- Task directions
Make a tally of the lines in the records that include the string "условно", and give only that number.

- Data to use
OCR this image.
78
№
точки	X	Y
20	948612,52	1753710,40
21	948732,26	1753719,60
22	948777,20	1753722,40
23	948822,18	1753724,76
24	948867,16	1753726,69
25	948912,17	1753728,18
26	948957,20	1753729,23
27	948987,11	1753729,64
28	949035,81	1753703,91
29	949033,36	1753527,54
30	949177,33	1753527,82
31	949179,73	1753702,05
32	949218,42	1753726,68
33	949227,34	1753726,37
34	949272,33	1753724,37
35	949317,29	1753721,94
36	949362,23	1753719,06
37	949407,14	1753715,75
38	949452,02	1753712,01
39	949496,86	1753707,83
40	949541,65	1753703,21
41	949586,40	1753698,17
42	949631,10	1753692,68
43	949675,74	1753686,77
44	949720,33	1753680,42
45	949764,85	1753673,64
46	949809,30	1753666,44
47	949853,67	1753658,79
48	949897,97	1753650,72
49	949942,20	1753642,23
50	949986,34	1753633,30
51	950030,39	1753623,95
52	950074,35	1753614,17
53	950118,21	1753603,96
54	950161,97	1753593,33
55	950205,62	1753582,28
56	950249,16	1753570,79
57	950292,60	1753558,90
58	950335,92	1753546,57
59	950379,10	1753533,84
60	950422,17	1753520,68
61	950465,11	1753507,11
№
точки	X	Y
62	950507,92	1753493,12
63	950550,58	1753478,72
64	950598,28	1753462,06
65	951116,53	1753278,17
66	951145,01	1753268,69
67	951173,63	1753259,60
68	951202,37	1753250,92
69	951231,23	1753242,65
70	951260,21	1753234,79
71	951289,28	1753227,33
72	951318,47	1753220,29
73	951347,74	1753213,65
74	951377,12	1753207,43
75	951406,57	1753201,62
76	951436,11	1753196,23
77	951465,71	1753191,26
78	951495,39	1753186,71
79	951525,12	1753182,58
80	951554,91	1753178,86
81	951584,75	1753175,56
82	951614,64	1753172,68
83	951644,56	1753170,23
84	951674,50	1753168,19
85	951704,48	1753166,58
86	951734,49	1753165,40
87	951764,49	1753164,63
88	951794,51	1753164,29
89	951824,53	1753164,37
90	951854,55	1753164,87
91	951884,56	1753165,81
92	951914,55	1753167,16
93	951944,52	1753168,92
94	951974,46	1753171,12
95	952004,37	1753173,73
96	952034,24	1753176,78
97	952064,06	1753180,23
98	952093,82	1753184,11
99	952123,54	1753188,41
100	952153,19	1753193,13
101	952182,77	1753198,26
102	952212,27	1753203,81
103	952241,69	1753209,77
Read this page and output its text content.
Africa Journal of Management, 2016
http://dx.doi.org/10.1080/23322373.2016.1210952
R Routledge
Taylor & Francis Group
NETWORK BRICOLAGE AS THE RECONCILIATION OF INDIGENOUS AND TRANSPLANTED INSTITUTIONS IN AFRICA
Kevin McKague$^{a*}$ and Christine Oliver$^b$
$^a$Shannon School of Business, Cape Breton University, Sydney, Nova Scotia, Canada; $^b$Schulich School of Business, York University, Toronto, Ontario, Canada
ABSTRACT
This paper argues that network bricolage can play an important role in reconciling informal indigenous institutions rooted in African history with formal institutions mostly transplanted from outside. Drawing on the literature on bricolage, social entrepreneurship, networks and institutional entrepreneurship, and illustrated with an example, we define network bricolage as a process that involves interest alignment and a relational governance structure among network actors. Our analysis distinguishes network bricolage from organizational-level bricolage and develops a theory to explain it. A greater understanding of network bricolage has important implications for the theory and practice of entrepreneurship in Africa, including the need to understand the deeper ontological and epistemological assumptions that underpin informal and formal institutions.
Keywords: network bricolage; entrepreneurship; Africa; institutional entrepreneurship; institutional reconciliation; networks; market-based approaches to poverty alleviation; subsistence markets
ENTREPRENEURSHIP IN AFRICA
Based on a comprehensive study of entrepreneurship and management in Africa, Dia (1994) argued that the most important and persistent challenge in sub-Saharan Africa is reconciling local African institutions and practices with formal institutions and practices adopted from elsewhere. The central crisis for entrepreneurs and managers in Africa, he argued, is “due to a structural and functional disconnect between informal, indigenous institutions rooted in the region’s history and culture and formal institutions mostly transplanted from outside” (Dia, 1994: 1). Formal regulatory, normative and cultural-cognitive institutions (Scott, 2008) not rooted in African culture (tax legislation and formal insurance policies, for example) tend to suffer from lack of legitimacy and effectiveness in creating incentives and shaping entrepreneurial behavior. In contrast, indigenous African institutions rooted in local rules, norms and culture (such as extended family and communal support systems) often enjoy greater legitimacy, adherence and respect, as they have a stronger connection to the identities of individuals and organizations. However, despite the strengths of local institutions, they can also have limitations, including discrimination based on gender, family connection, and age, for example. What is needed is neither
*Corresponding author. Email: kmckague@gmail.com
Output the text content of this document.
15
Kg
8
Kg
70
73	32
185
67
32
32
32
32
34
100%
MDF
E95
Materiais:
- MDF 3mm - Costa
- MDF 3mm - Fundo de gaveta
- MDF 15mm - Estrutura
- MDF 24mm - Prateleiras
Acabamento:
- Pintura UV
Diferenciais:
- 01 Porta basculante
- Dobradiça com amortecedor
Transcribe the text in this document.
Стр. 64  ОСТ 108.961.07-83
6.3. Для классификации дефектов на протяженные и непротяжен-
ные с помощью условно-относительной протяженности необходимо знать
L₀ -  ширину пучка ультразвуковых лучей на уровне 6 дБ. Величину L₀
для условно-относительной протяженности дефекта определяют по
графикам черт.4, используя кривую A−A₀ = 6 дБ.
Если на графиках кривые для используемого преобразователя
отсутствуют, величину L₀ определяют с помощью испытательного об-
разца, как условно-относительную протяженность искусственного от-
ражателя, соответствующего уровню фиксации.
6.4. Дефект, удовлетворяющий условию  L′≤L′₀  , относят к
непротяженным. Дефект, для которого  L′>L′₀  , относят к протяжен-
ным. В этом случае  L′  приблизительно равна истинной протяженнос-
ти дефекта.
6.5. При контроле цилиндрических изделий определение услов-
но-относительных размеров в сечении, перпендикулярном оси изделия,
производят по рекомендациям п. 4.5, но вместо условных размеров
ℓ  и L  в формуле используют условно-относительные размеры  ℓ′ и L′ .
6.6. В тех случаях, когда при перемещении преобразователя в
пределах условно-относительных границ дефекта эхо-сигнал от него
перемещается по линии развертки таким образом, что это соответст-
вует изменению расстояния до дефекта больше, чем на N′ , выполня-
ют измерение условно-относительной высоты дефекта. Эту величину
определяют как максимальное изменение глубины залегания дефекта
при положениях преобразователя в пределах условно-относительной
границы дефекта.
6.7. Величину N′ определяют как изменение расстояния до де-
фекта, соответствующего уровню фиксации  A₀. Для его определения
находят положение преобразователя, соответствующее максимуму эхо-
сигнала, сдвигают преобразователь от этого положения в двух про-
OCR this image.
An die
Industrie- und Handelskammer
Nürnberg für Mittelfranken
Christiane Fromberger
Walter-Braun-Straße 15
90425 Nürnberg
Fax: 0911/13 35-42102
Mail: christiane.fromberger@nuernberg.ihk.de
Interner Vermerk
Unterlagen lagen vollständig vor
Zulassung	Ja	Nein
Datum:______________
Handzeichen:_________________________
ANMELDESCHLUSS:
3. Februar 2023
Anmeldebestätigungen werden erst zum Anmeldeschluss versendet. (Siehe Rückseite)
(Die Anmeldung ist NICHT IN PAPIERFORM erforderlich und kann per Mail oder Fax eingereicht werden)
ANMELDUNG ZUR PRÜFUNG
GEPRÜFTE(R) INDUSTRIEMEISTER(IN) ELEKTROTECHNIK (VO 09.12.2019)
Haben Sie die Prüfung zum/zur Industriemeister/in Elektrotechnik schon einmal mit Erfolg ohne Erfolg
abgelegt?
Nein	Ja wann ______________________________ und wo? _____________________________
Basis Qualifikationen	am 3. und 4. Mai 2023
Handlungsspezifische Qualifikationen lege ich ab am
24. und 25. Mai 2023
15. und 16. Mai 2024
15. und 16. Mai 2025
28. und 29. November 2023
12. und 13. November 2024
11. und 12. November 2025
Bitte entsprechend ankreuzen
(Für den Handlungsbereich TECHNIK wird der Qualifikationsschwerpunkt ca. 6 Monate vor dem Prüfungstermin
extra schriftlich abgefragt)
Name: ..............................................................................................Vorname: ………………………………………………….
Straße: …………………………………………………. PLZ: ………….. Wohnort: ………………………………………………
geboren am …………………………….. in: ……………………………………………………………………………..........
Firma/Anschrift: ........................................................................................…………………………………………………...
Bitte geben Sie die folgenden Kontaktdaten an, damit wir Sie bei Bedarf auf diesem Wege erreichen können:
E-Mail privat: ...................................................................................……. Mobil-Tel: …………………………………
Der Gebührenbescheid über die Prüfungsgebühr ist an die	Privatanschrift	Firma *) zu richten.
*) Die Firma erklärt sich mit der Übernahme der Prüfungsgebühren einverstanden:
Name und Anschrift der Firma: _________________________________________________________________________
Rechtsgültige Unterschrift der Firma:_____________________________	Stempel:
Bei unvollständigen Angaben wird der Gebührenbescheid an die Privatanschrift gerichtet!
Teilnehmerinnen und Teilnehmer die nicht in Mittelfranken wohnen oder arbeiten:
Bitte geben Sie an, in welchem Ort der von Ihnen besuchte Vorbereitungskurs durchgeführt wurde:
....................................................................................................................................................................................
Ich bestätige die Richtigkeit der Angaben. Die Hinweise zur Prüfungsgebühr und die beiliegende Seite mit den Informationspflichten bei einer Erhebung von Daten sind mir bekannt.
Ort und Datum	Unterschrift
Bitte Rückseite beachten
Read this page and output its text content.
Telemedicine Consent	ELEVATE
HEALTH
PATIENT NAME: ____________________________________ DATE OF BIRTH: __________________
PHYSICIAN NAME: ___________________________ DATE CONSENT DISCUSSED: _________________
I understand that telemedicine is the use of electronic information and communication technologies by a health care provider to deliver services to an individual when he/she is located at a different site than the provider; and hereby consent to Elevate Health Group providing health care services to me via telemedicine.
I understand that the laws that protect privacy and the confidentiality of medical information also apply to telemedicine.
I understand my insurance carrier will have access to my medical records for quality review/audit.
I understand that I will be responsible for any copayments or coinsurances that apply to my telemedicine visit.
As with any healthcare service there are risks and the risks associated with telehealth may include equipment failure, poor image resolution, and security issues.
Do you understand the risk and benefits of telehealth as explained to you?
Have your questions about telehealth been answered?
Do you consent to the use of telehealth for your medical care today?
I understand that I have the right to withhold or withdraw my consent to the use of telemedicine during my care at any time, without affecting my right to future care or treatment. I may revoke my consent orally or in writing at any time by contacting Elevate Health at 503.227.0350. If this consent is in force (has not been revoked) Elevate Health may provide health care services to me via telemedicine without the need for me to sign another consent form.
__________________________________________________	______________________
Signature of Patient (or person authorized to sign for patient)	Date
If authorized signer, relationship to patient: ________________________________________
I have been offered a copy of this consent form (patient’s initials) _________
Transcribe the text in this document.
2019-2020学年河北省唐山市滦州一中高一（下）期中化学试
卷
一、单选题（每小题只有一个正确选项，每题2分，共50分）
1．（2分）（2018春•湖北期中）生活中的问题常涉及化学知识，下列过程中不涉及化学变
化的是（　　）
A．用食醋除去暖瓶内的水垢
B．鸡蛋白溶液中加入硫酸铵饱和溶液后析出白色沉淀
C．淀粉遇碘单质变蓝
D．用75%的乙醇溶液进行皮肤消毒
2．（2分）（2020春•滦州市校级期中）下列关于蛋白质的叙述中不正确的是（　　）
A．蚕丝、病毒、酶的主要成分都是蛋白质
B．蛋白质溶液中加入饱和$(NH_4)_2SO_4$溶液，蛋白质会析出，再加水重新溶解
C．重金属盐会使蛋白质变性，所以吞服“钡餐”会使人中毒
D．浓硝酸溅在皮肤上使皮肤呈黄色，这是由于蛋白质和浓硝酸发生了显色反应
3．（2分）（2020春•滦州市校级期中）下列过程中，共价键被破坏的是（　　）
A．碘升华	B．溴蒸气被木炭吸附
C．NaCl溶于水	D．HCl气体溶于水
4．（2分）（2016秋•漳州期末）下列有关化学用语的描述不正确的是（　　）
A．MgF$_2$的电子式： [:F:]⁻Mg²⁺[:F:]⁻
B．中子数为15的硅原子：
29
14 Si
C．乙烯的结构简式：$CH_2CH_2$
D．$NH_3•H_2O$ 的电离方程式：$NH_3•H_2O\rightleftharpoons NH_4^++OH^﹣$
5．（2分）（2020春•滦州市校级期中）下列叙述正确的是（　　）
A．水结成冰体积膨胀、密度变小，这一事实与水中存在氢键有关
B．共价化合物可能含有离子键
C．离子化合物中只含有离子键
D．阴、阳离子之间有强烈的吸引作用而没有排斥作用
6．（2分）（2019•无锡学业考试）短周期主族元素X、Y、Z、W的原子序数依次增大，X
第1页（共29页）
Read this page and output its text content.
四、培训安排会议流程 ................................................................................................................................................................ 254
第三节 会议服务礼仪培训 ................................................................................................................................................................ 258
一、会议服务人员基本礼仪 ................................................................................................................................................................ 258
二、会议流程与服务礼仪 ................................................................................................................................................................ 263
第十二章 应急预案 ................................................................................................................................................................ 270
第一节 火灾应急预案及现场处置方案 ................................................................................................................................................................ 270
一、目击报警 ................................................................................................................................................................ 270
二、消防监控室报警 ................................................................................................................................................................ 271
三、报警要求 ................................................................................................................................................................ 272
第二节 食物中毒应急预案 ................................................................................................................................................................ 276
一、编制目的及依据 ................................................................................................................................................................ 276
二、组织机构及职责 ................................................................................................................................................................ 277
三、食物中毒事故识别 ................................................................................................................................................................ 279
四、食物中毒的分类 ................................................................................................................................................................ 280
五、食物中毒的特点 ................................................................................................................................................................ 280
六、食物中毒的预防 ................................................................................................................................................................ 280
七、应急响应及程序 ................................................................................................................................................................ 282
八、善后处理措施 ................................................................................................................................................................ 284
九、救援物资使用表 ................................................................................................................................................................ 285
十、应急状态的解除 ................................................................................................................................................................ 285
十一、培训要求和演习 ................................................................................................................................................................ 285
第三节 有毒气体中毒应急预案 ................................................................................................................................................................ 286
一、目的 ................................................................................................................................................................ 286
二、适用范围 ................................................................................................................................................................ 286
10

- Expected answer
7